▶ **WHAT IS EXPECTED**: Reproduce the material below word for word, without the pictures.

▶ **RECORDS FOR PROCESSING**:
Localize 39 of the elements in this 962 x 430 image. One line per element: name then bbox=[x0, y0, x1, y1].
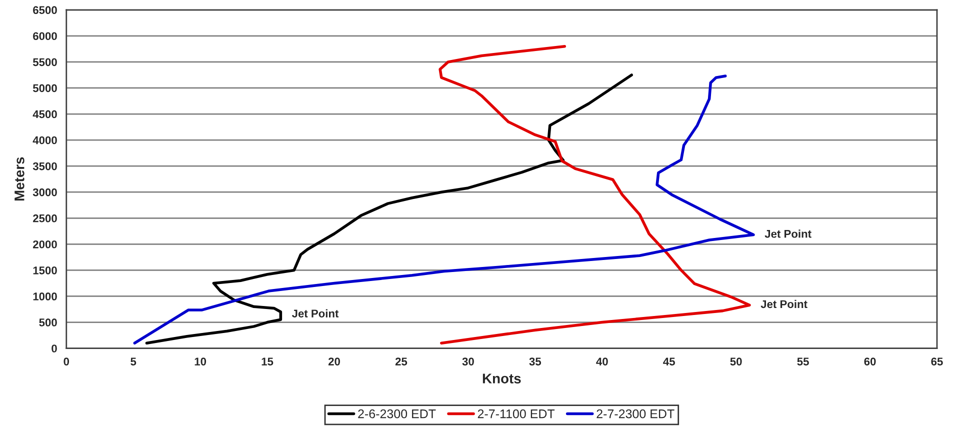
x-tick-label: 5 bbox=[130, 358, 136, 366]
legend-label: 2-6-2300 EDT bbox=[358, 409, 436, 418]
y-tick-label: 4500 bbox=[32, 110, 57, 118]
line-series bbox=[133, 74, 755, 344]
x-tick-label: 45 bbox=[663, 358, 675, 366]
x-tick-label: 60 bbox=[864, 358, 876, 366]
x-tick-label: 35 bbox=[529, 358, 542, 366]
line-series bbox=[145, 74, 633, 344]
x-tick-label: 30 bbox=[462, 358, 474, 366]
y-tick-label: 6500 bbox=[33, 6, 57, 14]
annotation: Jet Point bbox=[292, 309, 339, 318]
y-tick-label: 1500 bbox=[33, 266, 57, 274]
y-tick-label: 1000 bbox=[33, 292, 57, 300]
annotation: Jet Point bbox=[764, 230, 812, 238]
annotation: Jet Point bbox=[760, 300, 808, 308]
y-tick-label: 4000 bbox=[32, 136, 57, 144]
x-tick-label: 40 bbox=[596, 358, 608, 366]
y-tick-label: 500 bbox=[39, 318, 57, 326]
x-tick-label: 65 bbox=[931, 358, 943, 366]
x-tick-label: 15 bbox=[262, 358, 274, 366]
y-axis-title: Meters bbox=[14, 157, 24, 201]
x-tick-label: 55 bbox=[797, 358, 809, 366]
legend-label: 2-7-2300 EDT bbox=[596, 409, 674, 418]
x-tick-label: 0 bbox=[64, 358, 70, 366]
x-tick-label: 25 bbox=[395, 358, 408, 366]
y-tick-label: 0 bbox=[52, 344, 57, 352]
y-tick-label: 6000 bbox=[33, 32, 57, 40]
y-tick-label: 5000 bbox=[32, 84, 57, 92]
y-tick-label: 5500 bbox=[32, 58, 57, 66]
legend-label: 2-7-1100 EDT bbox=[478, 409, 555, 418]
y-tick-label: 2500 bbox=[33, 214, 57, 222]
x-tick-label: 20 bbox=[328, 358, 340, 366]
x-tick-label: 10 bbox=[194, 358, 206, 366]
y-tick-label: 3000 bbox=[32, 188, 57, 196]
x-tick-label: 50 bbox=[730, 358, 742, 366]
y-tick-label: 3500 bbox=[32, 162, 57, 170]
y-tick-label: 2000 bbox=[33, 240, 57, 248]
x-axis-title: Knots bbox=[482, 374, 521, 384]
line-series bbox=[438, 44, 751, 344]
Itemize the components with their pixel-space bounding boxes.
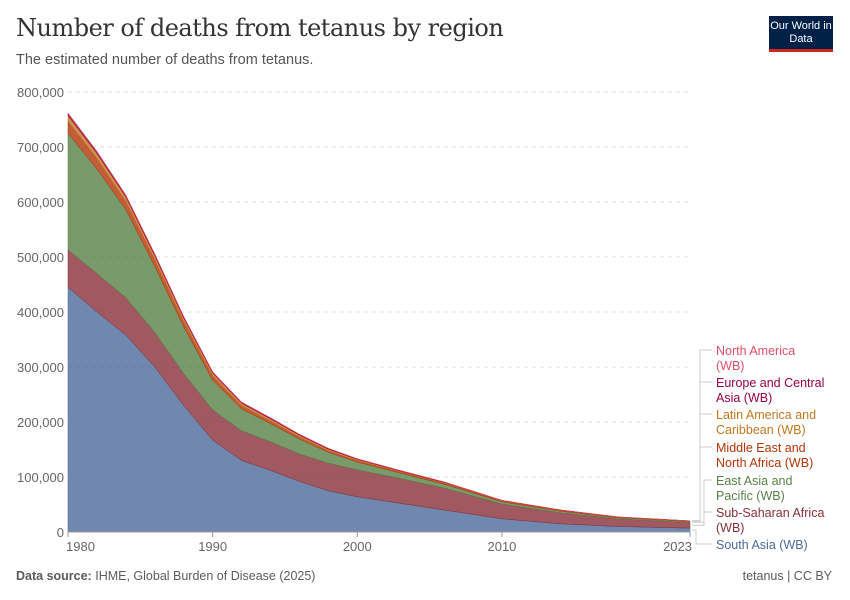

▶ **TASK RESULT**:
Localize 39 of the elements in this 962 x 430 image. One line per element: name then bbox=[x0, y0, x1, y1].
x-tick-label: 5 bbox=[130, 358, 136, 366]
legend-label: 2-6-2300 EDT bbox=[358, 409, 436, 418]
y-tick-label: 4500 bbox=[32, 110, 57, 118]
line-series bbox=[133, 74, 755, 344]
x-tick-label: 45 bbox=[663, 358, 675, 366]
x-tick-label: 60 bbox=[864, 358, 876, 366]
x-tick-label: 35 bbox=[529, 358, 542, 366]
line-series bbox=[145, 74, 633, 344]
x-tick-label: 30 bbox=[462, 358, 474, 366]
y-tick-label: 6500 bbox=[33, 6, 57, 14]
annotation: Jet Point bbox=[292, 309, 339, 318]
y-tick-label: 1500 bbox=[33, 266, 57, 274]
y-tick-label: 1000 bbox=[33, 292, 57, 300]
annotation: Jet Point bbox=[764, 230, 812, 238]
annotation: Jet Point bbox=[760, 300, 808, 308]
y-tick-label: 4000 bbox=[32, 136, 57, 144]
x-tick-label: 40 bbox=[596, 358, 608, 366]
y-tick-label: 500 bbox=[39, 318, 57, 326]
x-tick-label: 65 bbox=[931, 358, 943, 366]
x-tick-label: 15 bbox=[262, 358, 274, 366]
y-axis-title: Meters bbox=[14, 157, 24, 201]
x-tick-label: 55 bbox=[797, 358, 809, 366]
legend-label: 2-7-2300 EDT bbox=[596, 409, 674, 418]
x-tick-label: 0 bbox=[64, 358, 70, 366]
x-tick-label: 25 bbox=[395, 358, 408, 366]
y-tick-label: 0 bbox=[52, 344, 57, 352]
y-tick-label: 6000 bbox=[33, 32, 57, 40]
y-tick-label: 5000 bbox=[32, 84, 57, 92]
y-tick-label: 5500 bbox=[32, 58, 57, 66]
legend-label: 2-7-1100 EDT bbox=[478, 409, 555, 418]
y-tick-label: 2500 bbox=[33, 214, 57, 222]
x-tick-label: 20 bbox=[328, 358, 340, 366]
x-tick-label: 10 bbox=[194, 358, 206, 366]
y-tick-label: 3000 bbox=[32, 188, 57, 196]
x-tick-label: 50 bbox=[730, 358, 742, 366]
y-tick-label: 3500 bbox=[32, 162, 57, 170]
y-tick-label: 2000 bbox=[33, 240, 57, 248]
x-axis-title: Knots bbox=[482, 374, 521, 384]
line-series bbox=[438, 44, 751, 344]
Itemize the components with their pixel-space bounding boxes.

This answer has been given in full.